● DATASET RECORDS:
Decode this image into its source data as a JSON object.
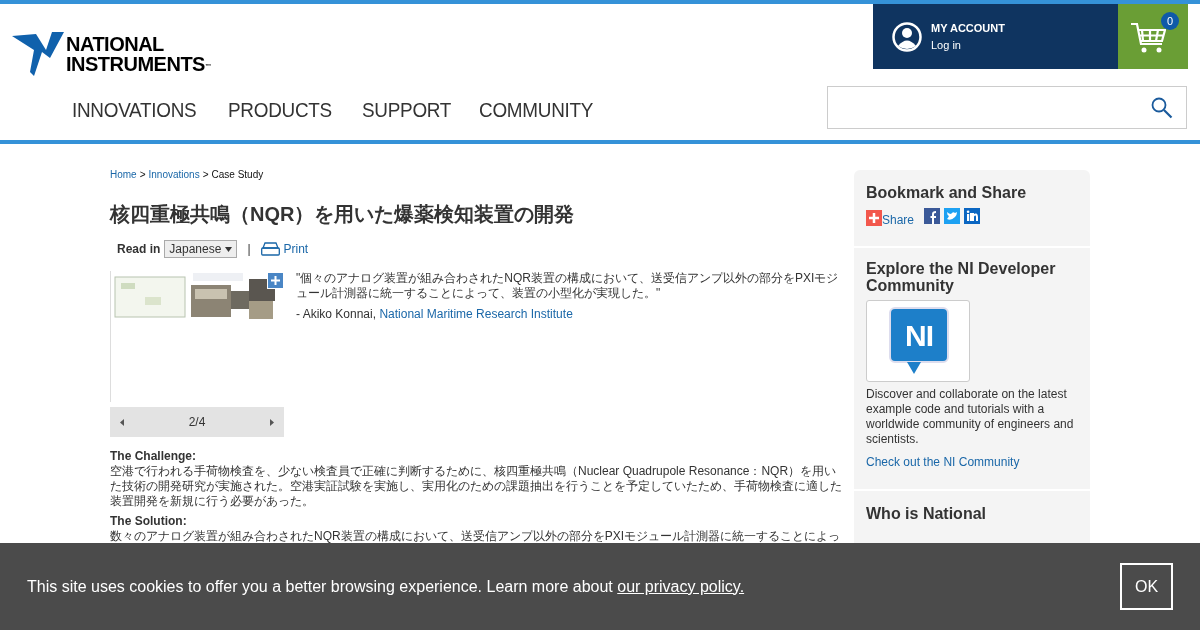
{
  "logo": {
    "line_1": "NATIONAL",
    "line_2": "INSTRUMENTS",
    "mark": "™"
  },
  "account": {
    "title": "MY ACCOUNT",
    "link": "Log in"
  },
  "cart": {
    "count": "0"
  },
  "nav": [
    {
      "label": "INNOVATIONS"
    },
    {
      "label": "PRODUCTS"
    },
    {
      "label": "SUPPORT"
    },
    {
      "label": "COMMUNITY"
    }
  ],
  "breadcrumb": [
    {
      "label": "Home",
      "link": true
    },
    {
      "label": ">",
      "link": false
    },
    {
      "label": "Innovations",
      "link": true
    },
    {
      "label": ">",
      "link": false
    },
    {
      "label": "Case Study",
      "link": false
    }
  ],
  "title": "核四重極共鳴（NQR）を用いた爆薬検知装置の開発",
  "read_in": {
    "label": "Read in",
    "language": "Japanese",
    "separator": "|",
    "print": "Print"
  },
  "gallery": {
    "page": "2/4"
  },
  "quote": {
    "text": "\"個々のアナログ装置が組み合わされたNQR装置の構成において、送受信アンプ以外の部分をPXIモジュール計測器に統一することによって、装置の小型化が実現した。\"",
    "author": "- Akiko Konnai,",
    "affiliation": "National Maritime Research Institute"
  },
  "sections": [
    {
      "heading": "The Challenge:",
      "text": "空港で行われる手荷物検査を、少ない検査員で正確に判断するために、核四重極共鳴（Nuclear Quadrupole Resonance：NQR）を用いた技術の開発研究が実施された。空港実証試験を実施し、実用化のための課題抽出を行うことを予定していたため、手荷物検査に適した装置開発を新規に行う必要があった。"
    },
    {
      "heading": "The Solution:",
      "text": "数々のアナログ装置が組み合わされたNQR装置の構成において、送受信アンプ以外の部分をPXIモジュール計測器に統一することによっ"
    }
  ],
  "sidebar": {
    "share": {
      "title": "Bookmark and Share",
      "share_label": "Share"
    },
    "community": {
      "title": "Explore the NI Developer Community",
      "logo_text": "NI",
      "text": "Discover and collaborate on the latest example code and tutorials with a worldwide community of engineers and scientists.",
      "link": "Check out the NI Community"
    },
    "about": {
      "title": "Who is National"
    }
  },
  "cookie": {
    "text": "This site uses cookies to offer you a better browsing experience. Learn more about",
    "link": "our privacy policy.",
    "button": "OK"
  }
}
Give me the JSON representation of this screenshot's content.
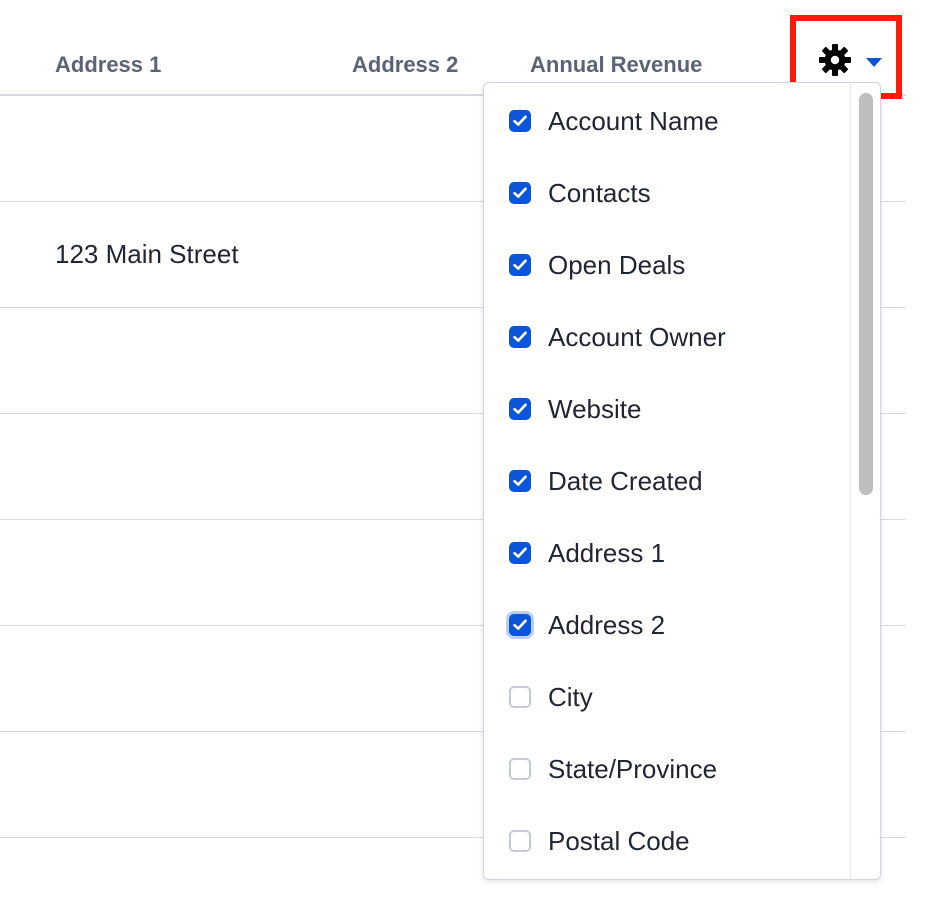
{
  "table": {
    "headers": {
      "address1": "Address 1",
      "address2": "Address 2",
      "annual_revenue": "Annual Revenue"
    },
    "rows": [
      {
        "address1": ""
      },
      {
        "address1": "123 Main Street"
      },
      {
        "address1": ""
      },
      {
        "address1": ""
      },
      {
        "address1": ""
      },
      {
        "address1": ""
      },
      {
        "address1": ""
      }
    ]
  },
  "settings": {
    "icon": "gear-icon",
    "highlight_color": "#ff1a0b",
    "caret_color": "#0a54d8"
  },
  "column_menu": {
    "items": [
      {
        "label": "Account Name",
        "checked": true
      },
      {
        "label": "Contacts",
        "checked": true
      },
      {
        "label": "Open Deals",
        "checked": true
      },
      {
        "label": "Account Owner",
        "checked": true
      },
      {
        "label": "Website",
        "checked": true
      },
      {
        "label": "Date Created",
        "checked": true
      },
      {
        "label": "Address 1",
        "checked": true
      },
      {
        "label": "Address 2",
        "checked": true
      },
      {
        "label": "City",
        "checked": false
      },
      {
        "label": "State/Province",
        "checked": false
      },
      {
        "label": "Postal Code",
        "checked": false
      }
    ],
    "accent_color": "#0a54d8"
  }
}
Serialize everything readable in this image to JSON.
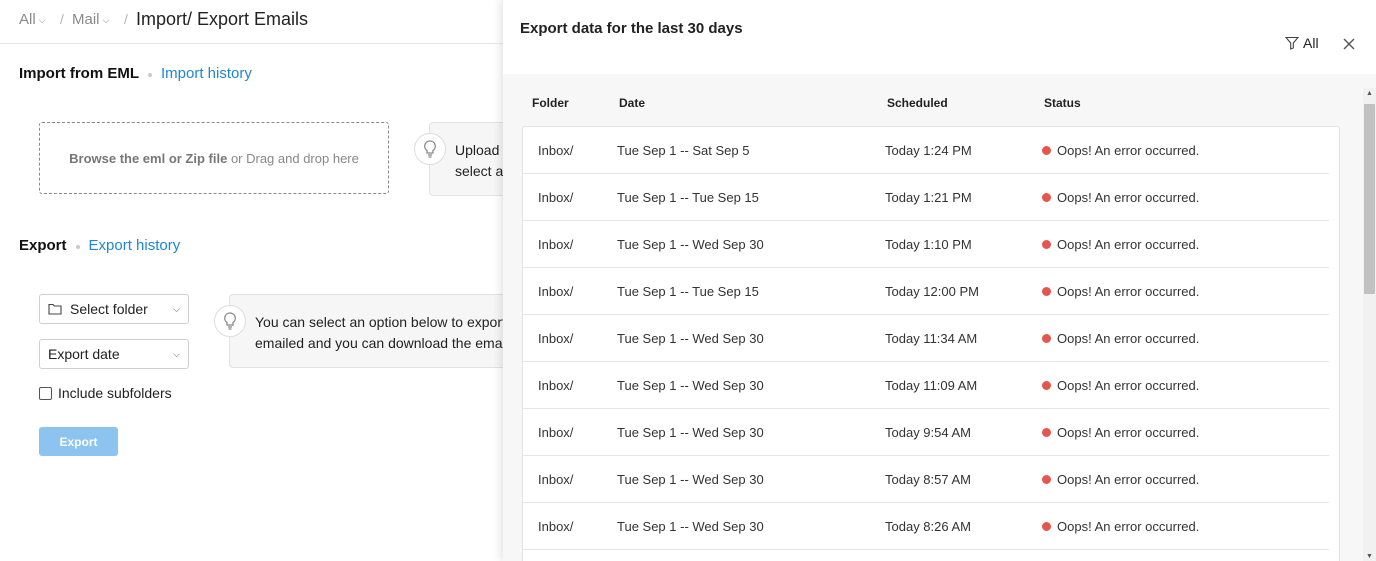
{
  "breadcrumb": {
    "items": [
      {
        "label": "All"
      },
      {
        "label": "Mail"
      }
    ],
    "separator": "/",
    "title": "Import/ Export Emails"
  },
  "import": {
    "heading": "Import from EML",
    "history_link": "Import history",
    "drop_bold": "Browse the eml or Zip file",
    "drop_rest": " or Drag and drop here",
    "tip_line1": "Upload",
    "tip_line2": "select a"
  },
  "export": {
    "heading": "Export",
    "history_link": "Export history",
    "folder_select": "Select folder",
    "date_select": "Export date",
    "include_subfolders": "Include subfolders",
    "button": "Export",
    "tip_line1": "You can select an option below to export",
    "tip_line2": "emailed and you can download the emails"
  },
  "panel": {
    "title": "Export data for the last 30 days",
    "filter_label": "All",
    "columns": [
      "Folder",
      "Date",
      "Scheduled",
      "Status"
    ],
    "rows": [
      {
        "folder": "Inbox/",
        "date": "Tue Sep 1 -- Sat Sep 5",
        "scheduled": "Today 1:24 PM",
        "status": "Oops! An error occurred."
      },
      {
        "folder": "Inbox/",
        "date": "Tue Sep 1 -- Tue Sep 15",
        "scheduled": "Today 1:21 PM",
        "status": "Oops! An error occurred."
      },
      {
        "folder": "Inbox/",
        "date": "Tue Sep 1 -- Wed Sep 30",
        "scheduled": "Today 1:10 PM",
        "status": "Oops! An error occurred."
      },
      {
        "folder": "Inbox/",
        "date": "Tue Sep 1 -- Tue Sep 15",
        "scheduled": "Today 12:00 PM",
        "status": "Oops! An error occurred."
      },
      {
        "folder": "Inbox/",
        "date": "Tue Sep 1 -- Wed Sep 30",
        "scheduled": "Today 11:34 AM",
        "status": "Oops! An error occurred."
      },
      {
        "folder": "Inbox/",
        "date": "Tue Sep 1 -- Wed Sep 30",
        "scheduled": "Today 11:09 AM",
        "status": "Oops! An error occurred."
      },
      {
        "folder": "Inbox/",
        "date": "Tue Sep 1 -- Wed Sep 30",
        "scheduled": "Today 9:54 AM",
        "status": "Oops! An error occurred."
      },
      {
        "folder": "Inbox/",
        "date": "Tue Sep 1 -- Wed Sep 30",
        "scheduled": "Today 8:57 AM",
        "status": "Oops! An error occurred."
      },
      {
        "folder": "Inbox/",
        "date": "Tue Sep 1 -- Wed Sep 30",
        "scheduled": "Today 8:26 AM",
        "status": "Oops! An error occurred."
      }
    ]
  },
  "icons": {
    "dropdown": "chevron-down-icon",
    "tip": "lightbulb-icon",
    "folder": "folder-icon",
    "filter": "filter-icon",
    "close": "close-icon",
    "status": "error-dot"
  },
  "colors": {
    "accent": "#1e86d6",
    "button_disabled": "#8cc4ef",
    "error": "#e5564d",
    "panel_bg": "#f7f7f7"
  }
}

● GOAL:
Could you repeat all of the material exactly? Pictures should not be copied.

● EXPECTED ANSWER:
Decode this image into its source data as a JSON object.
{
  "logo": {
    "line_1": "NATIONAL",
    "line_2": "INSTRUMENTS",
    "mark": "™"
  },
  "account": {
    "title": "MY ACCOUNT",
    "link": "Log in"
  },
  "cart": {
    "count": "0"
  },
  "nav": [
    {
      "label": "INNOVATIONS"
    },
    {
      "label": "PRODUCTS"
    },
    {
      "label": "SUPPORT"
    },
    {
      "label": "COMMUNITY"
    }
  ],
  "breadcrumb": [
    {
      "label": "Home",
      "link": true
    },
    {
      "label": ">",
      "link": false
    },
    {
      "label": "Innovations",
      "link": true
    },
    {
      "label": ">",
      "link": false
    },
    {
      "label": "Case Study",
      "link": false
    }
  ],
  "title": "核四重極共鳴（NQR）を用いた爆薬検知装置の開発",
  "read_in": {
    "label": "Read in",
    "language": "Japanese",
    "separator": "|",
    "print": "Print"
  },
  "gallery": {
    "page": "2/4"
  },
  "quote": {
    "text": "\"個々のアナログ装置が組み合わされたNQR装置の構成において、送受信アンプ以外の部分をPXIモジュール計測器に統一することによって、装置の小型化が実現した。\"",
    "author": "- Akiko Konnai,",
    "affiliation": "National Maritime Research Institute"
  },
  "sections": [
    {
      "heading": "The Challenge:",
      "text": "空港で行われる手荷物検査を、少ない検査員で正確に判断するために、核四重極共鳴（Nuclear Quadrupole Resonance：NQR）を用いた技術の開発研究が実施された。空港実証試験を実施し、実用化のための課題抽出を行うことを予定していたため、手荷物検査に適した装置開発を新規に行う必要があった。"
    },
    {
      "heading": "The Solution:",
      "text": "数々のアナログ装置が組み合わされたNQR装置の構成において、送受信アンプ以外の部分をPXIモジュール計測器に統一することによっ"
    }
  ],
  "sidebar": {
    "share": {
      "title": "Bookmark and Share",
      "share_label": "Share"
    },
    "community": {
      "title": "Explore the NI Developer Community",
      "logo_text": "NI",
      "text": "Discover and collaborate on the latest example code and tutorials with a worldwide community of engineers and scientists.",
      "link": "Check out the NI Community"
    },
    "about": {
      "title": "Who is National"
    }
  },
  "cookie": {
    "text": "This site uses cookies to offer you a better browsing experience. Learn more about",
    "link": "our privacy policy.",
    "button": "OK"
  }
}
Give me the JSON representation of this screenshot's content.
{
  "table": {
    "headers": {
      "address1": "Address 1",
      "address2": "Address 2",
      "annual_revenue": "Annual Revenue"
    },
    "rows": [
      {
        "address1": ""
      },
      {
        "address1": "123 Main Street"
      },
      {
        "address1": ""
      },
      {
        "address1": ""
      },
      {
        "address1": ""
      },
      {
        "address1": ""
      },
      {
        "address1": ""
      }
    ]
  },
  "settings": {
    "icon": "gear-icon",
    "highlight_color": "#ff1a0b",
    "caret_color": "#0a54d8"
  },
  "column_menu": {
    "items": [
      {
        "label": "Account Name",
        "checked": true
      },
      {
        "label": "Contacts",
        "checked": true
      },
      {
        "label": "Open Deals",
        "checked": true
      },
      {
        "label": "Account Owner",
        "checked": true
      },
      {
        "label": "Website",
        "checked": true
      },
      {
        "label": "Date Created",
        "checked": true
      },
      {
        "label": "Address 1",
        "checked": true
      },
      {
        "label": "Address 2",
        "checked": true
      },
      {
        "label": "City",
        "checked": false
      },
      {
        "label": "State/Province",
        "checked": false
      },
      {
        "label": "Postal Code",
        "checked": false
      }
    ],
    "accent_color": "#0a54d8"
  }
}
Serialize everything readable in this image to JSON.
{
  "breadcrumb": {
    "items": [
      {
        "label": "All"
      },
      {
        "label": "Mail"
      }
    ],
    "separator": "/",
    "title": "Import/ Export Emails"
  },
  "import": {
    "heading": "Import from EML",
    "history_link": "Import history",
    "drop_bold": "Browse the eml or Zip file",
    "drop_rest": " or Drag and drop here",
    "tip_line1": "Upload",
    "tip_line2": "select a"
  },
  "export": {
    "heading": "Export",
    "history_link": "Export history",
    "folder_select": "Select folder",
    "date_select": "Export date",
    "include_subfolders": "Include subfolders",
    "button": "Export",
    "tip_line1": "You can select an option below to export",
    "tip_line2": "emailed and you can download the emails"
  },
  "panel": {
    "title": "Export data for the last 30 days",
    "filter_label": "All",
    "columns": [
      "Folder",
      "Date",
      "Scheduled",
      "Status"
    ],
    "rows": [
      {
        "folder": "Inbox/",
        "date": "Tue Sep 1 -- Sat Sep 5",
        "scheduled": "Today 1:24 PM",
        "status": "Oops! An error occurred."
      },
      {
        "folder": "Inbox/",
        "date": "Tue Sep 1 -- Tue Sep 15",
        "scheduled": "Today 1:21 PM",
        "status": "Oops! An error occurred."
      },
      {
        "folder": "Inbox/",
        "date": "Tue Sep 1 -- Wed Sep 30",
        "scheduled": "Today 1:10 PM",
        "status": "Oops! An error occurred."
      },
      {
        "folder": "Inbox/",
        "date": "Tue Sep 1 -- Tue Sep 15",
        "scheduled": "Today 12:00 PM",
        "status": "Oops! An error occurred."
      },
      {
        "folder": "Inbox/",
        "date": "Tue Sep 1 -- Wed Sep 30",
        "scheduled": "Today 11:34 AM",
        "status": "Oops! An error occurred."
      },
      {
        "folder": "Inbox/",
        "date": "Tue Sep 1 -- Wed Sep 30",
        "scheduled": "Today 11:09 AM",
        "status": "Oops! An error occurred."
      },
      {
        "folder": "Inbox/",
        "date": "Tue Sep 1 -- Wed Sep 30",
        "scheduled": "Today 9:54 AM",
        "status": "Oops! An error occurred."
      },
      {
        "folder": "Inbox/",
        "date": "Tue Sep 1 -- Wed Sep 30",
        "scheduled": "Today 8:57 AM",
        "status": "Oops! An error occurred."
      },
      {
        "folder": "Inbox/",
        "date": "Tue Sep 1 -- Wed Sep 30",
        "scheduled": "Today 8:26 AM",
        "status": "Oops! An error occurred."
      }
    ]
  },
  "icons": {
    "dropdown": "chevron-down-icon",
    "tip": "lightbulb-icon",
    "folder": "folder-icon",
    "filter": "filter-icon",
    "close": "close-icon",
    "status": "error-dot"
  },
  "colors": {
    "accent": "#1e86d6",
    "button_disabled": "#8cc4ef",
    "error": "#e5564d",
    "panel_bg": "#f7f7f7"
  }
}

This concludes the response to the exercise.